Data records
==================================================

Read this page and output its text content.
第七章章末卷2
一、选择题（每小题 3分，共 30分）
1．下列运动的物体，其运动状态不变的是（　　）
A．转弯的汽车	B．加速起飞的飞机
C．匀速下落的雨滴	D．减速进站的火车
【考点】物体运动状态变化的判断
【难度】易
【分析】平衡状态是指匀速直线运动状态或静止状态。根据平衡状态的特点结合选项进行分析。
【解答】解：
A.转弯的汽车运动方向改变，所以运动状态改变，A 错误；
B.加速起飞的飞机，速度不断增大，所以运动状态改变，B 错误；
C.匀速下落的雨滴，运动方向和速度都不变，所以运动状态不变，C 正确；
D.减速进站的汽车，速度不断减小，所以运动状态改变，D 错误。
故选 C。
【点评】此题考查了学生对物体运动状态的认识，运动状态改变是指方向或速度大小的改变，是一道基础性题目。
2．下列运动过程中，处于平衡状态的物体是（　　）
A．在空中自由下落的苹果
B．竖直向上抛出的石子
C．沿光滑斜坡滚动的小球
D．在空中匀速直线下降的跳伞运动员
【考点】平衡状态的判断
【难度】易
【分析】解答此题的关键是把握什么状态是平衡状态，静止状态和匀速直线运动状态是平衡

==================================================

__Instructions for the task__:
Your task is to give the records above again, exactly.

__Reply to the exercise__:
Read this page and output its text content.
第七章章末卷2
一、选择题（每小题 3分，共 30分）
1．下列运动的物体，其运动状态不变的是（　　）
A．转弯的汽车	B．加速起飞的飞机
C．匀速下落的雨滴	D．减速进站的火车
【考点】物体运动状态变化的判断
【难度】易
【分析】平衡状态是指匀速直线运动状态或静止状态。根据平衡状态的特点结合选项进行分析。
【解答】解：
A.转弯的汽车运动方向改变，所以运动状态改变，A 错误；
B.加速起飞的飞机，速度不断增大，所以运动状态改变，B 错误；
C.匀速下落的雨滴，运动方向和速度都不变，所以运动状态不变，C 正确；
D.减速进站的汽车，速度不断减小，所以运动状态改变，D 错误。
故选 C。
【点评】此题考查了学生对物体运动状态的认识，运动状态改变是指方向或速度大小的改变，是一道基础性题目。
2．下列运动过程中，处于平衡状态的物体是（　　）
A．在空中自由下落的苹果
B．竖直向上抛出的石子
C．沿光滑斜坡滚动的小球
D．在空中匀速直线下降的跳伞运动员
【考点】平衡状态的判断
【难度】易
【分析】解答此题的关键是把握什么状态是平衡状态，静止状态和匀速直线运动状态是平衡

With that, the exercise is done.